*WORK INSTRUCTIONS*.
Exactly reproduce the lines that follow.

*MATERIAL PROVIDED*.
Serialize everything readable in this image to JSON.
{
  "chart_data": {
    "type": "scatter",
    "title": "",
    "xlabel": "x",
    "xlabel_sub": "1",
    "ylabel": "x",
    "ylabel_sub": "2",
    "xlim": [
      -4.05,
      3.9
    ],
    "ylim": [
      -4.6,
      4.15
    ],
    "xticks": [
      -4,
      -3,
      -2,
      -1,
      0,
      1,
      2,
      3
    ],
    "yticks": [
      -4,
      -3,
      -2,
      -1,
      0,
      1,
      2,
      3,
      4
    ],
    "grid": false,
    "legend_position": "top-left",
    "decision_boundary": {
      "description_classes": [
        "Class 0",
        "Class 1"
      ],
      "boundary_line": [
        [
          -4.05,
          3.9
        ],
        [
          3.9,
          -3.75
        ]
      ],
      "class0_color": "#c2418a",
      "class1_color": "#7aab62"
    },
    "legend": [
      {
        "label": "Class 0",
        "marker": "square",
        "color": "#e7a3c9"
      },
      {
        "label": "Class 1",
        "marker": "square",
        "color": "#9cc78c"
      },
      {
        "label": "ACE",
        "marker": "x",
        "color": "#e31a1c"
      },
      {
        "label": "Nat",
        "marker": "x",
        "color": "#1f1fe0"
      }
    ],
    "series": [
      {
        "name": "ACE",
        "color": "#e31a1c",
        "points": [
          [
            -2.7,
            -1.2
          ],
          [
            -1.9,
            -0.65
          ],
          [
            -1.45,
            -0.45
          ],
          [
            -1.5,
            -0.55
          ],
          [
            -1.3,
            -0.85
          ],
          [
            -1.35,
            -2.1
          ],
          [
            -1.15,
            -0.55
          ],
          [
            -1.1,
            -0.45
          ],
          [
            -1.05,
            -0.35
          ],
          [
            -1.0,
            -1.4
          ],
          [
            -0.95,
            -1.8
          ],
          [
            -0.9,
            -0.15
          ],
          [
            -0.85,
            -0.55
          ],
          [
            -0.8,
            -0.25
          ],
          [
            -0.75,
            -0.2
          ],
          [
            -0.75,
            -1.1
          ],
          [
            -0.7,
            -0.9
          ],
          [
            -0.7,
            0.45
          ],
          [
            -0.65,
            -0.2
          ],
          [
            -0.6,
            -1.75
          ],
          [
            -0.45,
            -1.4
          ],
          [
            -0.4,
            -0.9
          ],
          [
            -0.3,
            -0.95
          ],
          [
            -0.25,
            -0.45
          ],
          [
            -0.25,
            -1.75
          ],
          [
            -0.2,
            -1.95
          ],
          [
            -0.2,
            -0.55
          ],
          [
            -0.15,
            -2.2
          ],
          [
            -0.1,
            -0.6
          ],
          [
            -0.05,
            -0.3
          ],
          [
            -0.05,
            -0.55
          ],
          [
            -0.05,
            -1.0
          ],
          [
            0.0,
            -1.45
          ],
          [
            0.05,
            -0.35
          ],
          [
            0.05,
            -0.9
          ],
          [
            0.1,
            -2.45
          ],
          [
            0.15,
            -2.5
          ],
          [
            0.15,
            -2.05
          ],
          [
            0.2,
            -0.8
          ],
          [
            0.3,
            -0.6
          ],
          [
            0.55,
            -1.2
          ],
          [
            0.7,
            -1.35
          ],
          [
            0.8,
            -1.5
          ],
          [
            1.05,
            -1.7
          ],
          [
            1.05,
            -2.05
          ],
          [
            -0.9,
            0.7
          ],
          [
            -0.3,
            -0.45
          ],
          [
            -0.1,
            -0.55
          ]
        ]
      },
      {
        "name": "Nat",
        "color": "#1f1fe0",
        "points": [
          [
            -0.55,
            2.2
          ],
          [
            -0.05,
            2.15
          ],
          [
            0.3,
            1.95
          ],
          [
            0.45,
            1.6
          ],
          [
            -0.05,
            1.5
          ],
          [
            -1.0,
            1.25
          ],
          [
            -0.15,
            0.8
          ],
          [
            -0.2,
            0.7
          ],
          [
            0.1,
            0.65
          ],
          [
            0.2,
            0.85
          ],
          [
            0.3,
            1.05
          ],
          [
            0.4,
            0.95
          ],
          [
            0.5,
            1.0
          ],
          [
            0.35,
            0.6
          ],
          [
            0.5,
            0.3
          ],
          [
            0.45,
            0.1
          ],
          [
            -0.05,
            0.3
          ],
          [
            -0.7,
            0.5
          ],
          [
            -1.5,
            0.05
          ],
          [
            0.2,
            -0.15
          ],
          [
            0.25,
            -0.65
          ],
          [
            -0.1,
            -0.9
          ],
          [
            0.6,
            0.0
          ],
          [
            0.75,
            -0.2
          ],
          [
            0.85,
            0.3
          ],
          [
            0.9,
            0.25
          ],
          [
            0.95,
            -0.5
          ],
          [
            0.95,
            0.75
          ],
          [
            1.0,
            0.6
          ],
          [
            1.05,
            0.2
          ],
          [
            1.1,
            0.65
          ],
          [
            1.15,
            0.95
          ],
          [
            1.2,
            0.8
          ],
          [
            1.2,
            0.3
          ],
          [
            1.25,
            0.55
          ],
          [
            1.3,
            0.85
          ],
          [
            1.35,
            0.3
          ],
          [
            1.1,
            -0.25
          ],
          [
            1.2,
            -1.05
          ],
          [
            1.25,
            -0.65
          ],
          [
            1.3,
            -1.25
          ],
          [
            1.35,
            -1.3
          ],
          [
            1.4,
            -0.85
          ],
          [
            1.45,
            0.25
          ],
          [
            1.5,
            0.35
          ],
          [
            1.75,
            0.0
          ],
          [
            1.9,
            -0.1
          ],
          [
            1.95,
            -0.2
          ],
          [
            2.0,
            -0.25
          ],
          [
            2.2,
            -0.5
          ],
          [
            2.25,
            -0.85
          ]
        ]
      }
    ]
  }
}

*RESULT*.
Serialize everything readable in this image to JSON.
{
  "chart_data": {
    "type": "scatter",
    "title": "",
    "xlabel": "x",
    "xlabel_sub": "1",
    "ylabel": "x",
    "ylabel_sub": "2",
    "xlim": [
      -4.05,
      3.9
    ],
    "ylim": [
      -4.6,
      4.15
    ],
    "xticks": [
      -4,
      -3,
      -2,
      -1,
      0,
      1,
      2,
      3
    ],
    "yticks": [
      -4,
      -3,
      -2,
      -1,
      0,
      1,
      2,
      3,
      4
    ],
    "grid": false,
    "legend_position": "top-left",
    "decision_boundary": {
      "description_classes": [
        "Class 0",
        "Class 1"
      ],
      "boundary_line": [
        [
          -4.05,
          3.9
        ],
        [
          3.9,
          -3.75
        ]
      ],
      "class0_color": "#c2418a",
      "class1_color": "#7aab62"
    },
    "legend": [
      {
        "label": "Class 0",
        "marker": "square",
        "color": "#e7a3c9"
      },
      {
        "label": "Class 1",
        "marker": "square",
        "color": "#9cc78c"
      },
      {
        "label": "ACE",
        "marker": "x",
        "color": "#e31a1c"
      },
      {
        "label": "Nat",
        "marker": "x",
        "color": "#1f1fe0"
      }
    ],
    "series": [
      {
        "name": "ACE",
        "color": "#e31a1c",
        "points": [
          [
            -2.7,
            -1.2
          ],
          [
            -1.9,
            -0.65
          ],
          [
            -1.45,
            -0.45
          ],
          [
            -1.5,
            -0.55
          ],
          [
            -1.3,
            -0.85
          ],
          [
            -1.35,
            -2.1
          ],
          [
            -1.15,
            -0.55
          ],
          [
            -1.1,
            -0.45
          ],
          [
            -1.05,
            -0.35
          ],
          [
            -1.0,
            -1.4
          ],
          [
            -0.95,
            -1.8
          ],
          [
            -0.9,
            -0.15
          ],
          [
            -0.85,
            -0.55
          ],
          [
            -0.8,
            -0.25
          ],
          [
            -0.75,
            -0.2
          ],
          [
            -0.75,
            -1.1
          ],
          [
            -0.7,
            -0.9
          ],
          [
            -0.7,
            0.45
          ],
          [
            -0.65,
            -0.2
          ],
          [
            -0.6,
            -1.75
          ],
          [
            -0.45,
            -1.4
          ],
          [
            -0.4,
            -0.9
          ],
          [
            -0.3,
            -0.95
          ],
          [
            -0.25,
            -0.45
          ],
          [
            -0.25,
            -1.75
          ],
          [
            -0.2,
            -1.95
          ],
          [
            -0.2,
            -0.55
          ],
          [
            -0.15,
            -2.2
          ],
          [
            -0.1,
            -0.6
          ],
          [
            -0.05,
            -0.3
          ],
          [
            -0.05,
            -0.55
          ],
          [
            -0.05,
            -1.0
          ],
          [
            0.0,
            -1.45
          ],
          [
            0.05,
            -0.35
          ],
          [
            0.05,
            -0.9
          ],
          [
            0.1,
            -2.45
          ],
          [
            0.15,
            -2.5
          ],
          [
            0.15,
            -2.05
          ],
          [
            0.2,
            -0.8
          ],
          [
            0.3,
            -0.6
          ],
          [
            0.55,
            -1.2
          ],
          [
            0.7,
            -1.35
          ],
          [
            0.8,
            -1.5
          ],
          [
            1.05,
            -1.7
          ],
          [
            1.05,
            -2.05
          ],
          [
            -0.9,
            0.7
          ],
          [
            -0.3,
            -0.45
          ],
          [
            -0.1,
            -0.55
          ]
        ]
      },
      {
        "name": "Nat",
        "color": "#1f1fe0",
        "points": [
          [
            -0.55,
            2.2
          ],
          [
            -0.05,
            2.15
          ],
          [
            0.3,
            1.95
          ],
          [
            0.45,
            1.6
          ],
          [
            -0.05,
            1.5
          ],
          [
            -1.0,
            1.25
          ],
          [
            -0.15,
            0.8
          ],
          [
            -0.2,
            0.7
          ],
          [
            0.1,
            0.65
          ],
          [
            0.2,
            0.85
          ],
          [
            0.3,
            1.05
          ],
          [
            0.4,
            0.95
          ],
          [
            0.5,
            1.0
          ],
          [
            0.35,
            0.6
          ],
          [
            0.5,
            0.3
          ],
          [
            0.45,
            0.1
          ],
          [
            -0.05,
            0.3
          ],
          [
            -0.7,
            0.5
          ],
          [
            -1.5,
            0.05
          ],
          [
            0.2,
            -0.15
          ],
          [
            0.25,
            -0.65
          ],
          [
            -0.1,
            -0.9
          ],
          [
            0.6,
            0.0
          ],
          [
            0.75,
            -0.2
          ],
          [
            0.85,
            0.3
          ],
          [
            0.9,
            0.25
          ],
          [
            0.95,
            -0.5
          ],
          [
            0.95,
            0.75
          ],
          [
            1.0,
            0.6
          ],
          [
            1.05,
            0.2
          ],
          [
            1.1,
            0.65
          ],
          [
            1.15,
            0.95
          ],
          [
            1.2,
            0.8
          ],
          [
            1.2,
            0.3
          ],
          [
            1.25,
            0.55
          ],
          [
            1.3,
            0.85
          ],
          [
            1.35,
            0.3
          ],
          [
            1.1,
            -0.25
          ],
          [
            1.2,
            -1.05
          ],
          [
            1.25,
            -0.65
          ],
          [
            1.3,
            -1.25
          ],
          [
            1.35,
            -1.3
          ],
          [
            1.4,
            -0.85
          ],
          [
            1.45,
            0.25
          ],
          [
            1.5,
            0.35
          ],
          [
            1.75,
            0.0
          ],
          [
            1.9,
            -0.1
          ],
          [
            1.95,
            -0.2
          ],
          [
            2.0,
            -0.25
          ],
          [
            2.2,
            -0.5
          ],
          [
            2.25,
            -0.85
          ]
        ]
      }
    ]
  }
}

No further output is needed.